[EXERCISE DETAILS]: In the material below, find each line holding the string "NĂNG" and copy it.
::: SUPPLIED INFORMATION
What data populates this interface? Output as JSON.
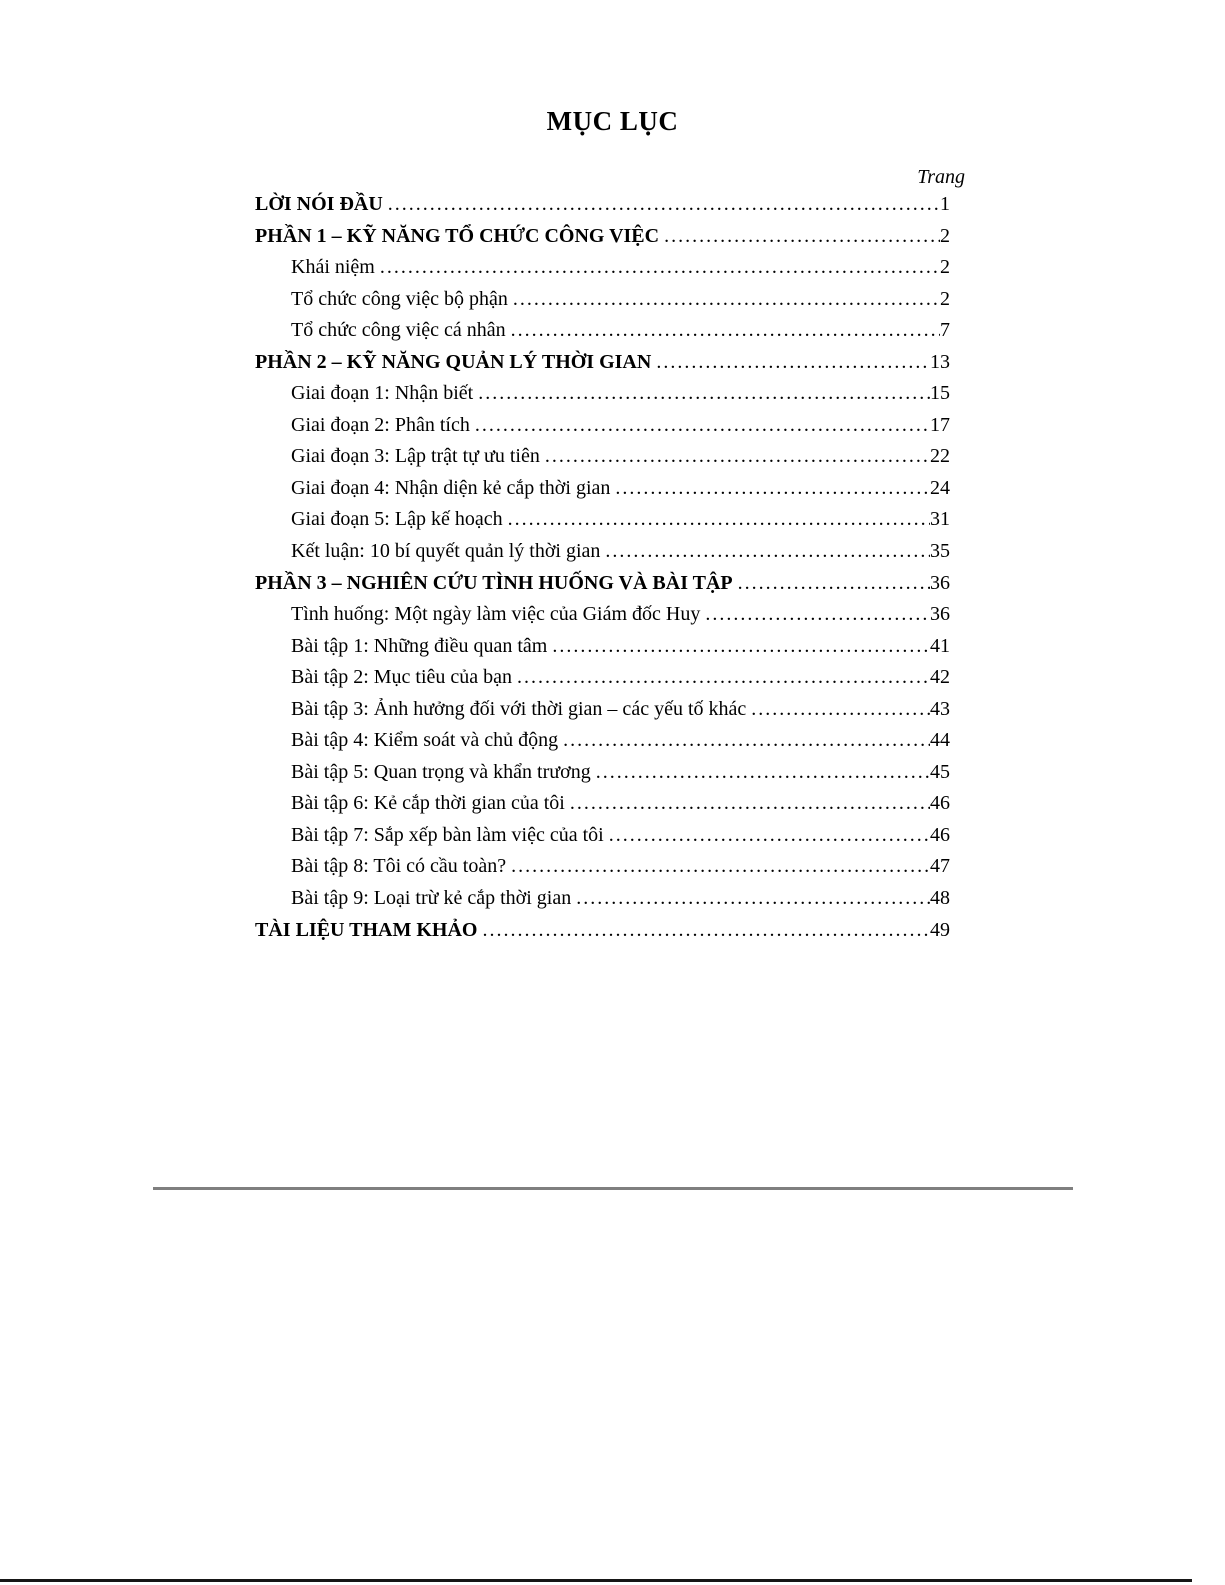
{
  "document": {
    "title": "MỤC LỤC",
    "page_column_label": "Trang",
    "toc": [
      {
        "label": "LỜI NÓI ĐẦU",
        "page": "1",
        "bold": true,
        "indent": false
      },
      {
        "label": "PHẦN 1 – KỸ NĂNG TỔ CHỨC CÔNG VIỆC",
        "page": "2",
        "bold": true,
        "indent": false
      },
      {
        "label": "Khái niệm",
        "page": "2",
        "bold": false,
        "indent": true
      },
      {
        "label": "Tổ chức công việc bộ phận",
        "page": "2",
        "bold": false,
        "indent": true
      },
      {
        "label": "Tổ chức công việc cá nhân",
        "page": "7",
        "bold": false,
        "indent": true
      },
      {
        "label": "PHẦN 2 – KỸ NĂNG QUẢN LÝ THỜI GIAN",
        "page": "13",
        "bold": true,
        "indent": false
      },
      {
        "label": "Giai đoạn 1: Nhận biết",
        "page": "15",
        "bold": false,
        "indent": true
      },
      {
        "label": "Giai đoạn 2: Phân tích",
        "page": "17",
        "bold": false,
        "indent": true
      },
      {
        "label": "Giai đoạn 3: Lập trật tự ưu tiên",
        "page": "22",
        "bold": false,
        "indent": true
      },
      {
        "label": "Giai đoạn 4: Nhận diện kẻ cắp thời gian",
        "page": "24",
        "bold": false,
        "indent": true
      },
      {
        "label": "Giai đoạn 5: Lập kế hoạch",
        "page": "31",
        "bold": false,
        "indent": true
      },
      {
        "label": "Kết luận: 10 bí quyết quản lý thời gian",
        "page": "35",
        "bold": false,
        "indent": true
      },
      {
        "label": "PHẦN 3 – NGHIÊN CỨU TÌNH HUỐNG VÀ BÀI TẬP",
        "page": "36",
        "bold": true,
        "indent": false
      },
      {
        "label": "Tình huống: Một ngày làm việc của Giám đốc Huy",
        "page": "36",
        "bold": false,
        "indent": true
      },
      {
        "label": "Bài tập 1: Những điều quan tâm",
        "page": "41",
        "bold": false,
        "indent": true
      },
      {
        "label": "Bài tập 2: Mục tiêu của bạn",
        "page": "42",
        "bold": false,
        "indent": true
      },
      {
        "label": "Bài tập 3: Ảnh hưởng đối với thời gian – các yếu tố khác",
        "page": "43",
        "bold": false,
        "indent": true
      },
      {
        "label": "Bài tập 4: Kiểm soát và chủ động",
        "page": "44",
        "bold": false,
        "indent": true
      },
      {
        "label": "Bài tập 5: Quan trọng và khẩn trương",
        "page": "45",
        "bold": false,
        "indent": true
      },
      {
        "label": "Bài tập 6: Kẻ cắp thời gian của tôi",
        "page": "46",
        "bold": false,
        "indent": true
      },
      {
        "label": "Bài tập 7: Sắp xếp bàn làm việc của tôi",
        "page": "46",
        "bold": false,
        "indent": true
      },
      {
        "label": "Bài tập 8: Tôi có cầu toàn?",
        "page": "47",
        "bold": false,
        "indent": true
      },
      {
        "label": "Bài tập 9: Loại trừ kẻ cắp thời gian",
        "page": "48",
        "bold": false,
        "indent": true
      },
      {
        "label": "TÀI LIỆU THAM KHẢO",
        "page": "49",
        "bold": true,
        "indent": false
      }
    ],
    "colors": {
      "background": "#ffffff",
      "text": "#000000",
      "rule": "#7f7f7f",
      "bottom_bar": "#161616"
    }
  }
}
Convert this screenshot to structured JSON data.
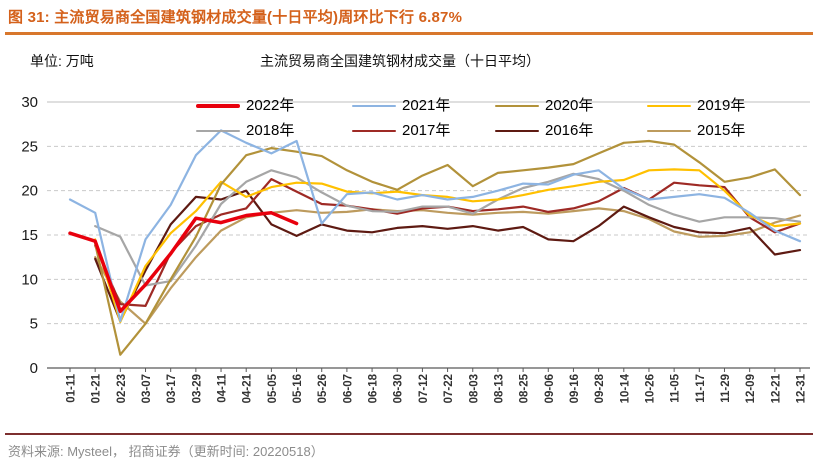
{
  "header": {
    "title": "图 31:  主流贸易商全国建筑钢材成交量(十日平均)周环比下行 6.87%"
  },
  "chart": {
    "unit_label": "单位: 万吨",
    "title": "主流贸易商全国建筑钢材成交量（十日平均）"
  },
  "footer": {
    "source": "资料来源:  Mysteel， 招商证券（更新时间:  20220518）"
  },
  "colors": {
    "accent_orange": "#d4611b",
    "title_rule": "#d8772c",
    "footer_rule": "#7d2f2f",
    "grid": "#c9c9c9",
    "axis": "#595959",
    "footer_text": "#8c8c8c"
  },
  "chart_data": {
    "type": "line",
    "title": "主流贸易商全国建筑钢材成交量（十日平均）",
    "unit": "万吨",
    "xlabel": "",
    "ylabel": "万吨",
    "ylim": [
      0,
      30
    ],
    "y_ticks": [
      0,
      5,
      10,
      15,
      20,
      25,
      30
    ],
    "grid": "horizontal-dashed",
    "legend_position": "top",
    "categories": [
      "01-11",
      "01-21",
      "02-23",
      "03-07",
      "03-17",
      "03-29",
      "04-11",
      "04-21",
      "05-05",
      "05-16",
      "05-26",
      "06-07",
      "06-18",
      "06-30",
      "07-12",
      "07-22",
      "08-03",
      "08-13",
      "08-25",
      "09-06",
      "09-16",
      "09-28",
      "10-14",
      "10-26",
      "11-05",
      "11-17",
      "11-29",
      "12-09",
      "12-21",
      "12-31"
    ],
    "series": [
      {
        "name": "2022年",
        "color": "#e8000d",
        "width": 3.5,
        "values": [
          15.2,
          14.3,
          6.4,
          9.4,
          12.9,
          16.9,
          16.4,
          17.2,
          17.5,
          16.3,
          null,
          null,
          null,
          null,
          null,
          null,
          null,
          null,
          null,
          null,
          null,
          null,
          null,
          null,
          null,
          null,
          null,
          null,
          null,
          null
        ]
      },
      {
        "name": "2021年",
        "color": "#8db4e2",
        "width": 2.2,
        "values": [
          19.0,
          17.5,
          5.3,
          14.5,
          18.4,
          24.0,
          26.8,
          25.4,
          24.2,
          25.6,
          16.3,
          19.6,
          19.8,
          19.0,
          19.5,
          19.0,
          19.3,
          20.0,
          20.8,
          20.7,
          21.8,
          22.3,
          20.2,
          19.0,
          19.3,
          19.6,
          19.2,
          17.5,
          15.5,
          14.3
        ]
      },
      {
        "name": "2020年",
        "color": "#b2923a",
        "width": 2.2,
        "values": [
          null,
          14.0,
          1.5,
          5.0,
          10.0,
          14.8,
          20.7,
          24.0,
          24.8,
          24.4,
          23.9,
          22.3,
          21.0,
          20.1,
          21.7,
          22.9,
          20.5,
          22.0,
          22.3,
          22.6,
          23.0,
          24.2,
          25.4,
          25.6,
          25.2,
          23.2,
          21.0,
          21.5,
          22.4,
          19.5
        ]
      },
      {
        "name": "2019年",
        "color": "#ffc000",
        "width": 2.2,
        "values": [
          null,
          14.5,
          5.2,
          11.5,
          15.2,
          17.7,
          21.0,
          19.3,
          20.4,
          20.9,
          20.8,
          19.9,
          19.7,
          19.9,
          19.5,
          19.3,
          18.8,
          19.0,
          19.5,
          20.1,
          20.5,
          21.0,
          21.2,
          22.3,
          22.4,
          22.3,
          20.0,
          17.2,
          16.0,
          16.3
        ]
      },
      {
        "name": "2018年",
        "color": "#a6a6a6",
        "width": 2.2,
        "values": [
          null,
          16.0,
          14.8,
          9.3,
          9.8,
          13.8,
          18.5,
          21.0,
          22.3,
          21.5,
          19.8,
          18.3,
          17.7,
          17.6,
          18.2,
          18.2,
          17.4,
          19.0,
          20.3,
          21.0,
          21.9,
          21.3,
          20.0,
          18.4,
          17.3,
          16.5,
          17.0,
          17.0,
          16.9,
          16.5
        ]
      },
      {
        "name": "2017年",
        "color": "#9e2a25",
        "width": 2.2,
        "values": [
          null,
          13.8,
          7.2,
          7.0,
          13.0,
          16.0,
          17.3,
          18.0,
          21.3,
          19.9,
          18.5,
          18.3,
          17.9,
          17.4,
          18.0,
          18.2,
          17.7,
          17.9,
          18.2,
          17.6,
          18.0,
          18.8,
          20.3,
          19.0,
          20.9,
          20.6,
          20.4,
          17.0,
          15.3,
          16.3
        ]
      },
      {
        "name": "2016年",
        "color": "#5e1a12",
        "width": 2.2,
        "values": [
          null,
          12.3,
          5.3,
          11.0,
          16.2,
          19.3,
          19.0,
          20.0,
          16.2,
          14.9,
          16.2,
          15.5,
          15.3,
          15.8,
          16.0,
          15.7,
          16.0,
          15.5,
          15.9,
          14.5,
          14.3,
          16.0,
          18.2,
          17.0,
          15.9,
          15.3,
          15.2,
          15.8,
          12.8,
          13.3
        ]
      },
      {
        "name": "2015年",
        "color": "#bd9b5e",
        "width": 2.2,
        "values": [
          null,
          12.5,
          7.5,
          5.0,
          9.0,
          12.5,
          15.5,
          17.0,
          17.5,
          17.8,
          17.5,
          17.6,
          17.9,
          17.7,
          17.8,
          17.5,
          17.3,
          17.5,
          17.6,
          17.4,
          17.7,
          18.0,
          17.7,
          16.8,
          15.4,
          14.8,
          14.9,
          15.3,
          16.4,
          17.2
        ]
      }
    ]
  }
}
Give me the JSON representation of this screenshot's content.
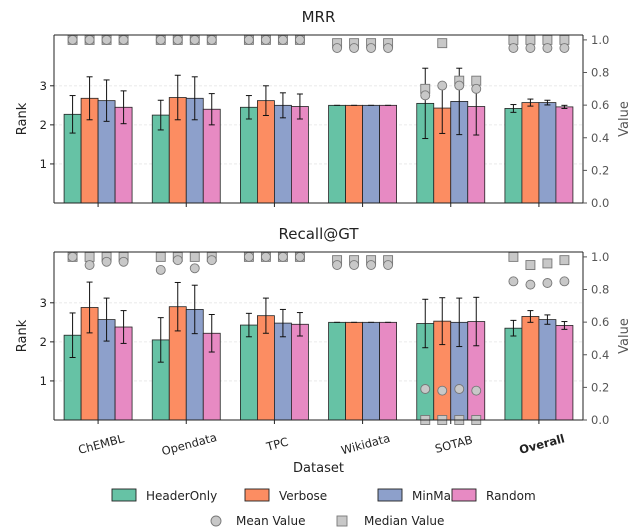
{
  "chart_data": [
    {
      "type": "bar",
      "title": "MRR",
      "ylabel": "Rank",
      "ylabel_right": "Value",
      "ylim": [
        0,
        4.3
      ],
      "ylim_right": [
        0.0,
        1.03
      ],
      "yticks": [
        1,
        2,
        3
      ],
      "yticks_right": [
        "0.0",
        "0.2",
        "0.4",
        "0.6",
        "0.8",
        "1.0"
      ],
      "categories": [
        "ChEMBL",
        "Opendata",
        "TPC",
        "Wikidata",
        "SOTAB",
        "Overall"
      ],
      "series": [
        {
          "name": "HeaderOnly",
          "values": [
            2.27,
            2.25,
            2.45,
            2.5,
            2.55,
            2.42
          ],
          "err": [
            0.48,
            0.38,
            0.3,
            0.0,
            0.9,
            0.1
          ]
        },
        {
          "name": "Verbose",
          "values": [
            2.68,
            2.7,
            2.62,
            2.5,
            2.43,
            2.57
          ],
          "err": [
            0.55,
            0.57,
            0.38,
            0.0,
            0.65,
            0.09
          ]
        },
        {
          "name": "MinMax",
          "values": [
            2.62,
            2.68,
            2.5,
            2.5,
            2.6,
            2.57
          ],
          "err": [
            0.53,
            0.55,
            0.32,
            0.0,
            0.85,
            0.06
          ]
        },
        {
          "name": "Random",
          "values": [
            2.45,
            2.4,
            2.47,
            2.5,
            2.47,
            2.46
          ],
          "err": [
            0.42,
            0.4,
            0.32,
            0.0,
            0.73,
            0.04
          ]
        }
      ],
      "mean_value": [
        [
          1.0,
          1.0,
          1.0,
          1.0
        ],
        [
          1.0,
          1.0,
          1.0,
          1.0
        ],
        [
          1.0,
          1.0,
          1.0,
          1.0
        ],
        [
          0.95,
          0.95,
          0.95,
          0.95
        ],
        [
          0.66,
          0.72,
          0.72,
          0.7
        ],
        [
          0.95,
          0.95,
          0.95,
          0.95
        ]
      ],
      "median_value": [
        [
          1.0,
          1.0,
          1.0,
          1.0
        ],
        [
          1.0,
          1.0,
          1.0,
          1.0
        ],
        [
          1.0,
          1.0,
          1.0,
          1.0
        ],
        [
          0.98,
          0.98,
          0.98,
          0.98
        ],
        [
          0.7,
          0.98,
          0.75,
          0.75
        ],
        [
          1.0,
          1.0,
          1.0,
          1.0
        ]
      ]
    },
    {
      "type": "bar",
      "title": "Recall@GT",
      "ylabel": "Rank",
      "ylabel_right": "Value",
      "xlabel": "Dataset",
      "ylim": [
        0,
        4.3
      ],
      "ylim_right": [
        0.0,
        1.03
      ],
      "yticks": [
        1,
        2,
        3
      ],
      "yticks_right": [
        "0.0",
        "0.2",
        "0.4",
        "0.6",
        "0.8",
        "1.0"
      ],
      "categories": [
        "ChEMBL",
        "Opendata",
        "TPC",
        "Wikidata",
        "SOTAB",
        "Overall"
      ],
      "series": [
        {
          "name": "HeaderOnly",
          "values": [
            2.17,
            2.05,
            2.43,
            2.5,
            2.47,
            2.35
          ],
          "err": [
            0.57,
            0.57,
            0.3,
            0.0,
            0.62,
            0.2
          ]
        },
        {
          "name": "Verbose",
          "values": [
            2.88,
            2.9,
            2.67,
            2.5,
            2.53,
            2.65
          ],
          "err": [
            0.65,
            0.62,
            0.45,
            0.0,
            0.6,
            0.15
          ]
        },
        {
          "name": "MinMax",
          "values": [
            2.57,
            2.83,
            2.48,
            2.5,
            2.5,
            2.57
          ],
          "err": [
            0.55,
            0.62,
            0.35,
            0.0,
            0.62,
            0.12
          ]
        },
        {
          "name": "Random",
          "values": [
            2.38,
            2.22,
            2.45,
            2.5,
            2.52,
            2.42
          ],
          "err": [
            0.42,
            0.48,
            0.3,
            0.0,
            0.62,
            0.1
          ]
        }
      ],
      "mean_value": [
        [
          1.0,
          0.95,
          0.97,
          0.97
        ],
        [
          0.92,
          0.98,
          0.93,
          0.98
        ],
        [
          1.0,
          1.0,
          1.0,
          1.0
        ],
        [
          0.95,
          0.95,
          0.95,
          0.95
        ],
        [
          0.19,
          0.18,
          0.19,
          0.18
        ],
        [
          0.85,
          0.83,
          0.84,
          0.85
        ]
      ],
      "median_value": [
        [
          1.0,
          1.0,
          1.0,
          1.0
        ],
        [
          1.0,
          1.0,
          1.0,
          1.0
        ],
        [
          1.0,
          1.0,
          1.0,
          1.0
        ],
        [
          0.98,
          0.98,
          0.98,
          0.98
        ],
        [
          0.0,
          0.0,
          0.0,
          0.0
        ],
        [
          1.0,
          0.95,
          0.96,
          0.98
        ]
      ]
    }
  ],
  "bold_category": "Overall",
  "legend": {
    "series": [
      {
        "name": "HeaderOnly",
        "color": "#66c2a5"
      },
      {
        "name": "Verbose",
        "color": "#fc8d62"
      },
      {
        "name": "MinMax",
        "color": "#8da0cb"
      },
      {
        "name": "Random",
        "color": "#e78ac3"
      }
    ],
    "markers": [
      {
        "name": "Mean Value",
        "shape": "circle"
      },
      {
        "name": "Median Value",
        "shape": "square"
      }
    ]
  },
  "colors": {
    "bar_edge": "#222222",
    "marker_fill": "#c8c8c8",
    "marker_edge": "#777777",
    "grid": "#e6e6e6",
    "right_axis": "#555555"
  }
}
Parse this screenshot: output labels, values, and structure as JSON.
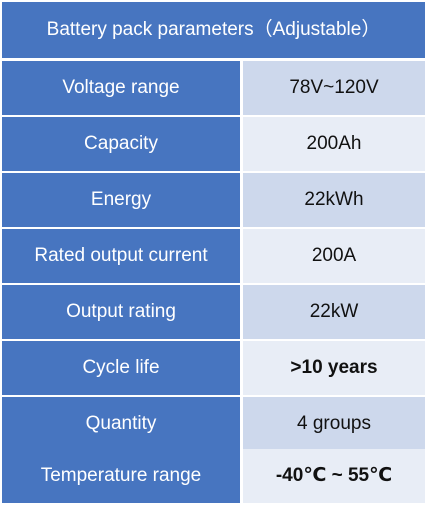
{
  "table": {
    "title": "Battery pack parameters（Adjustable）",
    "rows": [
      {
        "label": "Voltage range",
        "value": "78V~120V"
      },
      {
        "label": "Capacity",
        "value": "200Ah"
      },
      {
        "label": "Energy",
        "value": "22kWh"
      },
      {
        "label": "Rated output current",
        "value": "200A"
      },
      {
        "label": "Output rating",
        "value": "22kW"
      },
      {
        "label": "Cycle life",
        "value": ">10 years"
      },
      {
        "label": "Quantity",
        "value": "4 groups"
      },
      {
        "label": "Temperature range",
        "value": "-40℃ ~ 55℃"
      }
    ]
  }
}
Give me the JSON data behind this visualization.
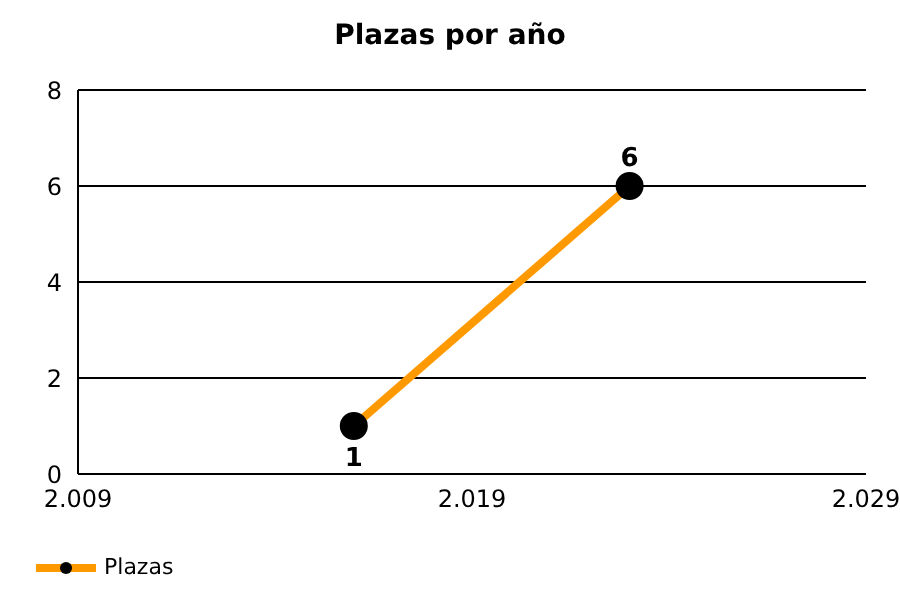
::::::
[WRITTEN SOLUTION]:
        "label": "PHẦN 1 – KỸ NĂNG TỔ CHỨC CÔNG VIỆC",
        "label": "PHẦN 2 – KỸ NĂNG QUẢN LÝ THỜI GIAN",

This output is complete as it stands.